- **What the task requires**
Find every line with the word "text". Copy those lines.

- **Supplied information**

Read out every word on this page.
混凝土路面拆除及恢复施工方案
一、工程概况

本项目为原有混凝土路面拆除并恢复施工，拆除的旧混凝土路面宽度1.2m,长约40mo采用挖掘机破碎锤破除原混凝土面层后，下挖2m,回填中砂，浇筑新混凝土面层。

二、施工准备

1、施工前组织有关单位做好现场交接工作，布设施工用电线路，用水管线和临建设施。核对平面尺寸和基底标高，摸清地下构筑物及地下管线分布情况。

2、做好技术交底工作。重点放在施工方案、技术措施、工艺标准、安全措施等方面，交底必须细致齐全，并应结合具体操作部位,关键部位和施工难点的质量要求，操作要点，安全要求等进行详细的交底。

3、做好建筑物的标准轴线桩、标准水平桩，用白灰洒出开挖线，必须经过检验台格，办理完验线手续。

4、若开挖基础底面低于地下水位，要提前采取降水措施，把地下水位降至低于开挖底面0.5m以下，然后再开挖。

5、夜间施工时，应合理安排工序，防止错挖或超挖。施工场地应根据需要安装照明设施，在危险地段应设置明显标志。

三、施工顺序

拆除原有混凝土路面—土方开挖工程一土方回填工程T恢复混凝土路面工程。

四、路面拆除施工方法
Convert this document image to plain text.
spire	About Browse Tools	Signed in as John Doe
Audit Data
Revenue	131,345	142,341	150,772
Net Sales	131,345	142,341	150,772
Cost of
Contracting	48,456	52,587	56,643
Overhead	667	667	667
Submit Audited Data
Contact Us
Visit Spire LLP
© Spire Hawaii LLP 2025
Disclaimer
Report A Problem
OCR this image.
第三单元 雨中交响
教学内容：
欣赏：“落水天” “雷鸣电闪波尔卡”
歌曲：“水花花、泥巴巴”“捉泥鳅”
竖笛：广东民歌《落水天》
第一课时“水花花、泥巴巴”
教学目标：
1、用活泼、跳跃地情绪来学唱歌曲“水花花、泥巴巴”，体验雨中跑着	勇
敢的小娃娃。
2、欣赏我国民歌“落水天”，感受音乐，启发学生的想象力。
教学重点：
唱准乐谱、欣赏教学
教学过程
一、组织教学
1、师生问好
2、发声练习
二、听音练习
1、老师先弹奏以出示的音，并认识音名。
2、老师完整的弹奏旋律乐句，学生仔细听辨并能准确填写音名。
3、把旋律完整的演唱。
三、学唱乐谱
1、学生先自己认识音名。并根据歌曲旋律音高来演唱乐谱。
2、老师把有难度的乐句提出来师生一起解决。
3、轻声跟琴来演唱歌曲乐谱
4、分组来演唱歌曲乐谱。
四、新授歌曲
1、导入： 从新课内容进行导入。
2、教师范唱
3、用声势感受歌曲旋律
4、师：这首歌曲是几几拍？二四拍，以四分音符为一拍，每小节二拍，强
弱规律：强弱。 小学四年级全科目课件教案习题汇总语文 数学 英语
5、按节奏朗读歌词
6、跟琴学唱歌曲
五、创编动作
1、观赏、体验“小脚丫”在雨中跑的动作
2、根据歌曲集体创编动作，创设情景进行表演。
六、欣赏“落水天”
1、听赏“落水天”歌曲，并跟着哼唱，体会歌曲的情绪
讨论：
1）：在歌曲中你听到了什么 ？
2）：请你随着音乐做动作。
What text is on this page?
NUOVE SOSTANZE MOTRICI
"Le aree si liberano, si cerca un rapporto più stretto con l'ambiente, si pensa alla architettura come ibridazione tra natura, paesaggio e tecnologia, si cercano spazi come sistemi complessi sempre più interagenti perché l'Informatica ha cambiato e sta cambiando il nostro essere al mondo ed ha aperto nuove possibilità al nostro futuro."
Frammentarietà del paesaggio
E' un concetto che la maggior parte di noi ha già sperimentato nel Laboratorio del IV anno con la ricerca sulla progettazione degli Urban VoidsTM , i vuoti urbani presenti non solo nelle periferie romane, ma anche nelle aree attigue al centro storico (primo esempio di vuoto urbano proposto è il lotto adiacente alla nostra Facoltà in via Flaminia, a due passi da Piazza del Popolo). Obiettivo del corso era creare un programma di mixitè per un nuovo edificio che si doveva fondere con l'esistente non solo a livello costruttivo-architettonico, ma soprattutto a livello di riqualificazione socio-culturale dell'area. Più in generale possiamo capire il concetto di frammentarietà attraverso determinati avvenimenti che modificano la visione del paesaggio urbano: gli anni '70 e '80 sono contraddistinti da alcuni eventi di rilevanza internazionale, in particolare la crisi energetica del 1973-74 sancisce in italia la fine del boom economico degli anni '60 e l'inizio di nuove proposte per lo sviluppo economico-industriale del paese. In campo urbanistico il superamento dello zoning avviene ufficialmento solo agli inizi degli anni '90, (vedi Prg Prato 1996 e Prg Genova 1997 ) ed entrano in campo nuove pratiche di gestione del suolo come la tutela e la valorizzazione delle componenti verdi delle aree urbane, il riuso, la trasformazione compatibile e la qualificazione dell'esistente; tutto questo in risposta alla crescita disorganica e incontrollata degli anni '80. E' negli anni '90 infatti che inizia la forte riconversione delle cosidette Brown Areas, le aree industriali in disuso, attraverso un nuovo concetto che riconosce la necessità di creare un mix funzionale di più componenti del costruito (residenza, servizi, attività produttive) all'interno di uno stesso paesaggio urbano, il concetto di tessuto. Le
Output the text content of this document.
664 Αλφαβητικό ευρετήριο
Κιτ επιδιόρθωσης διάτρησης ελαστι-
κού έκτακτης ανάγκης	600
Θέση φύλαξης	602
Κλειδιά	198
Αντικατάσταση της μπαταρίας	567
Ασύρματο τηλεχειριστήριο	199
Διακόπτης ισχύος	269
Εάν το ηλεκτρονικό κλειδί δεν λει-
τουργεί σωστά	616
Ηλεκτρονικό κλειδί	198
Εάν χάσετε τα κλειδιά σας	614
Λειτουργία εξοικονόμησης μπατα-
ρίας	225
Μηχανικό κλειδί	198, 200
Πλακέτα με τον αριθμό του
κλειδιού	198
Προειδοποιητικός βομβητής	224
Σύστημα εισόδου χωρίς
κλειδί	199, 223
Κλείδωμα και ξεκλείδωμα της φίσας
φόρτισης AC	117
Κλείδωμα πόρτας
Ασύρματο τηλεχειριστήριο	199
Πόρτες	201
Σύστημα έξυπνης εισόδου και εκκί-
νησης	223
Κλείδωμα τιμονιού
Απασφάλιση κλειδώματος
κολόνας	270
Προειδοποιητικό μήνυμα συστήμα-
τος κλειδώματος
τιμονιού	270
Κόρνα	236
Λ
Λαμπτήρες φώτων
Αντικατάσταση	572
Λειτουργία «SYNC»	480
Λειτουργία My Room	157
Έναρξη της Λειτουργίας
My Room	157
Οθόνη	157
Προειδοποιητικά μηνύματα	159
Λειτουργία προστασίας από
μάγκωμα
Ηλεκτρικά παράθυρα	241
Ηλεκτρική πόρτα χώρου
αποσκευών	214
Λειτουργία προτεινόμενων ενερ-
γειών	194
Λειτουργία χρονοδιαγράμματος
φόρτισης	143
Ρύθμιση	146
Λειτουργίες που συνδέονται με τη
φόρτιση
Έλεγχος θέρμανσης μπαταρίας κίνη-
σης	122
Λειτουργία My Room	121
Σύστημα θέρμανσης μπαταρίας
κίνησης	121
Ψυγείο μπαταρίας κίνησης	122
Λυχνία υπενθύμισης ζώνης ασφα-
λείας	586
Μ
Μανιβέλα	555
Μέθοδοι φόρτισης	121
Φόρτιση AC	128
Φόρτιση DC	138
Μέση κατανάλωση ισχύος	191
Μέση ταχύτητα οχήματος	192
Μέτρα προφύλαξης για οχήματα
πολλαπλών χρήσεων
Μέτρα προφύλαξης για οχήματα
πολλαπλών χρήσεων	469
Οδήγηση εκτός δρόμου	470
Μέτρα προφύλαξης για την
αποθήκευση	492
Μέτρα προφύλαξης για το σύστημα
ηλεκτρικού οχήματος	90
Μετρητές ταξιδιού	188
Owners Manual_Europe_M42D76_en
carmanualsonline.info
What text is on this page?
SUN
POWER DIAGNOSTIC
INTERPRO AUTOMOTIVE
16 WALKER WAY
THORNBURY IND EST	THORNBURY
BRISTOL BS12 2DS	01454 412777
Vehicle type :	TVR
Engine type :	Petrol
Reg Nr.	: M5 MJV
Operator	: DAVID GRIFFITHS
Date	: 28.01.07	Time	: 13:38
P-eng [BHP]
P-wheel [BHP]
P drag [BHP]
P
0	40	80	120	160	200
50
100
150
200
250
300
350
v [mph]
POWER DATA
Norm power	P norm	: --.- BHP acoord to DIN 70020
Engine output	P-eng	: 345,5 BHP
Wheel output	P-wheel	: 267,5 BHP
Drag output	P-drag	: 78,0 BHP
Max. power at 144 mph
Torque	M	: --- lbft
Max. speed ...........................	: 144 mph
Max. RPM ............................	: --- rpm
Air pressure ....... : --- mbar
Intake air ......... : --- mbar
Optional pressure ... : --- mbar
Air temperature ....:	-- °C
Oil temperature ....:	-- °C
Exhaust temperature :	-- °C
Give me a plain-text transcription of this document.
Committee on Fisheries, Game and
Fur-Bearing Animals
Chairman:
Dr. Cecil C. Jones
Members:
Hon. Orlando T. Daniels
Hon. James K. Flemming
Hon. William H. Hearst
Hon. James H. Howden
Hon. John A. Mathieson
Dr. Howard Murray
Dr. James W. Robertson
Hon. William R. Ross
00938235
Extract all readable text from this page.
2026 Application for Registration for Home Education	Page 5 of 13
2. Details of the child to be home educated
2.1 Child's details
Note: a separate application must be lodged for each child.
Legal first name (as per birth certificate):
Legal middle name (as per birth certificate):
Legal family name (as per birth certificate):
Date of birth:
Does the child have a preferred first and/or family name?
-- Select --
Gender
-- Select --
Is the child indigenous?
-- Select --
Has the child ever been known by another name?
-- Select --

- **The answer**
Convert this document image to plain text.
What text is on this page?
Output the text content of this document.
What text is on this page?
Give me a plain-text transcription of this document.
Extract all readable text from this page.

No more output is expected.